◆ What the exercise asks ◆
Count, in the entries, the lines with "Dimensions". Answer with the number only.

(Figure dataset records)

— START —

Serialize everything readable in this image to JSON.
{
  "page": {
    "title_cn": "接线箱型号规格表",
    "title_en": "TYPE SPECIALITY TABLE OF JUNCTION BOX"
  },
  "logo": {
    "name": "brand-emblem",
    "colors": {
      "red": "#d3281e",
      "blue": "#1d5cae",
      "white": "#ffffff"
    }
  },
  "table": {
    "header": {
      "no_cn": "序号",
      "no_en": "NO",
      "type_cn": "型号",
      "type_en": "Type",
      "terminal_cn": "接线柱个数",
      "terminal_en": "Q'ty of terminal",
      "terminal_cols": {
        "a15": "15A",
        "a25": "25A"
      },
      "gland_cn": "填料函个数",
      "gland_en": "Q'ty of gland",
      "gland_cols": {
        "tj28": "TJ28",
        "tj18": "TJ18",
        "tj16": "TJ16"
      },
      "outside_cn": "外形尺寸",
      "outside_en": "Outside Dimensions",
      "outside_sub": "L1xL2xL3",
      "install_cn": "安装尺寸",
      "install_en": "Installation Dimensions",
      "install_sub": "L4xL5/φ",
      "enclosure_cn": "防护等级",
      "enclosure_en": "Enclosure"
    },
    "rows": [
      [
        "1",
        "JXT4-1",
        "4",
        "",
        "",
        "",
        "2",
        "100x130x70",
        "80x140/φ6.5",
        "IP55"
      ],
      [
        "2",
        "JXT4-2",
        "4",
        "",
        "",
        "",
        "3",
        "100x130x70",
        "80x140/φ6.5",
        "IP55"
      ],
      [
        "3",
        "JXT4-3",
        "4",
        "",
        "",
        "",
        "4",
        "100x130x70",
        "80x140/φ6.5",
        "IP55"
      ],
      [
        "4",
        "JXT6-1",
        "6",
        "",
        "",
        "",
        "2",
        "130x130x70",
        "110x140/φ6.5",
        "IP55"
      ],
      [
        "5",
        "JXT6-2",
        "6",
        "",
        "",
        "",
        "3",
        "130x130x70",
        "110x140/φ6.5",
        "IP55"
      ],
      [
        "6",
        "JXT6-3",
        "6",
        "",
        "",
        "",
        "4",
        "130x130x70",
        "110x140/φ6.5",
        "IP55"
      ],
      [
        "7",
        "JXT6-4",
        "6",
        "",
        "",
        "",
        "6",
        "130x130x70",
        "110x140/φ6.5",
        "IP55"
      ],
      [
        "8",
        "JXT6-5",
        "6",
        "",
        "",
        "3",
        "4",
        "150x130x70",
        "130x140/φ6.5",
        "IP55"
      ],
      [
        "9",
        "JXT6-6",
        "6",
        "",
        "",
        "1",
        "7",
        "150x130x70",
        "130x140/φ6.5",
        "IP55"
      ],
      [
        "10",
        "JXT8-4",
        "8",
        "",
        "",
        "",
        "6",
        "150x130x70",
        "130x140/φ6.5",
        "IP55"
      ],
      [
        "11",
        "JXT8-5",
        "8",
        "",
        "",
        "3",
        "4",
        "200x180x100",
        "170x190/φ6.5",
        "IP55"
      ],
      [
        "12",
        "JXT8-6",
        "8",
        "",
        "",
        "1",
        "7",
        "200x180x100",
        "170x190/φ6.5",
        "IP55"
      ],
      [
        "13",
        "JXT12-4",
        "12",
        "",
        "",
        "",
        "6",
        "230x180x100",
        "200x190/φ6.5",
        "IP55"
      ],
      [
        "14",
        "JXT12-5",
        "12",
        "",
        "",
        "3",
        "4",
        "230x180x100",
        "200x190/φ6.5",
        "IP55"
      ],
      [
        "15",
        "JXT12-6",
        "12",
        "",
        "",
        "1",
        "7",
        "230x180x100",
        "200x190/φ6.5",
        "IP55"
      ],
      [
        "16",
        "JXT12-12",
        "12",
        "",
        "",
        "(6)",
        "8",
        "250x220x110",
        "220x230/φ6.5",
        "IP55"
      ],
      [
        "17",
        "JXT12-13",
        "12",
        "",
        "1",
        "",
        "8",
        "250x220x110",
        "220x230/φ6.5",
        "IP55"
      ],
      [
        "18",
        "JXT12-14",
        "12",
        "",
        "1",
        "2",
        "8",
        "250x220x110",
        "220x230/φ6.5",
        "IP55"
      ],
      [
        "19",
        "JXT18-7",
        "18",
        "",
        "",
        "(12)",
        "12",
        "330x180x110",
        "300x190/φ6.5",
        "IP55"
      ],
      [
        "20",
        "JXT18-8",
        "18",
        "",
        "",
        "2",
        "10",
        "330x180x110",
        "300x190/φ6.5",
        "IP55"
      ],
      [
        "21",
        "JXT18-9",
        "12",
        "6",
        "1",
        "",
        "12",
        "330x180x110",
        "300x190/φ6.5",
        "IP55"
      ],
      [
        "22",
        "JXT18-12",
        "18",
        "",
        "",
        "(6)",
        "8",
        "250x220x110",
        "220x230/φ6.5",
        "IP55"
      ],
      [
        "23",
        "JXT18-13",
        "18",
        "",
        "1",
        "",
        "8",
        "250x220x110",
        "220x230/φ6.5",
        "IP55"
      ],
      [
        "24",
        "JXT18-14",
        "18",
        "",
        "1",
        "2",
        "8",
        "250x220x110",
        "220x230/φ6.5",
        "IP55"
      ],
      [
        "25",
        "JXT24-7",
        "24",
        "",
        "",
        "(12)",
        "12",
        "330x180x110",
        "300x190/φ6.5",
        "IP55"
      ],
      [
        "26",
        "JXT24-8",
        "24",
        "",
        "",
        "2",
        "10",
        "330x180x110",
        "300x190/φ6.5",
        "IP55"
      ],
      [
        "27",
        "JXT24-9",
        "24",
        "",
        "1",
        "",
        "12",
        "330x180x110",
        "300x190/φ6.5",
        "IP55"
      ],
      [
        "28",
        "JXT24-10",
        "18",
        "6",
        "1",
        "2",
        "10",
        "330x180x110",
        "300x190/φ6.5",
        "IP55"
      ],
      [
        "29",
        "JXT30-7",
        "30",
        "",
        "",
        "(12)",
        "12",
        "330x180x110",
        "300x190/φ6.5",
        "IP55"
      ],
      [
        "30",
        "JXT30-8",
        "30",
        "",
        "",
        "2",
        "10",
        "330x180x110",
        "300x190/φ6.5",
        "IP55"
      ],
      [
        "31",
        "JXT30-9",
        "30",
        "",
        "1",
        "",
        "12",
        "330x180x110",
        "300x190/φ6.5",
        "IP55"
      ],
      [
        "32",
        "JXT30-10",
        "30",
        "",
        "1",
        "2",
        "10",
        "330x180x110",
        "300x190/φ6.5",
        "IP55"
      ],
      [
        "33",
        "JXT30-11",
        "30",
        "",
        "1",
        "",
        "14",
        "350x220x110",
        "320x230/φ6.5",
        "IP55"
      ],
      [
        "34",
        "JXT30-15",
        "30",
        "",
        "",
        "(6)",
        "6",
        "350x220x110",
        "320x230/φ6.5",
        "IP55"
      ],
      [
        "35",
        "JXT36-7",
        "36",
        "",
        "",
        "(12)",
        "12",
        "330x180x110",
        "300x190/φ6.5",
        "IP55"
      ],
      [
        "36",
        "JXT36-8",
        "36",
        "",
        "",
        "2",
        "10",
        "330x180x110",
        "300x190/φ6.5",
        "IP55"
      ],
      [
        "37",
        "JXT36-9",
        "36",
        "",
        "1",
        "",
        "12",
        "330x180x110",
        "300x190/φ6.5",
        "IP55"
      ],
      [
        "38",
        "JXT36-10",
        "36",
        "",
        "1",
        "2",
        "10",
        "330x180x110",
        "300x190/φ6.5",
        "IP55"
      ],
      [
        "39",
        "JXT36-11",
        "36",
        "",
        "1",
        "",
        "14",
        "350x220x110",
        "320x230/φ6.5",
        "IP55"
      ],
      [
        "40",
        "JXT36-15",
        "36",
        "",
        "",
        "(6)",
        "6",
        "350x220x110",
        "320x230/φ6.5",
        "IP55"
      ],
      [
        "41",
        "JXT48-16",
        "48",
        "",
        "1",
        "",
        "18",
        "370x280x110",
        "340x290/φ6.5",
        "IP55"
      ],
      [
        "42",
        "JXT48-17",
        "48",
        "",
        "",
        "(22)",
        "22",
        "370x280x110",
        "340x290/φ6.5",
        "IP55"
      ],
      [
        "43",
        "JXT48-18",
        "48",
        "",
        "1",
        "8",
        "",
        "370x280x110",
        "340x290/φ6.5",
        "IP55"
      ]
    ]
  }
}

— END —

◆ Answer to the task ◆
2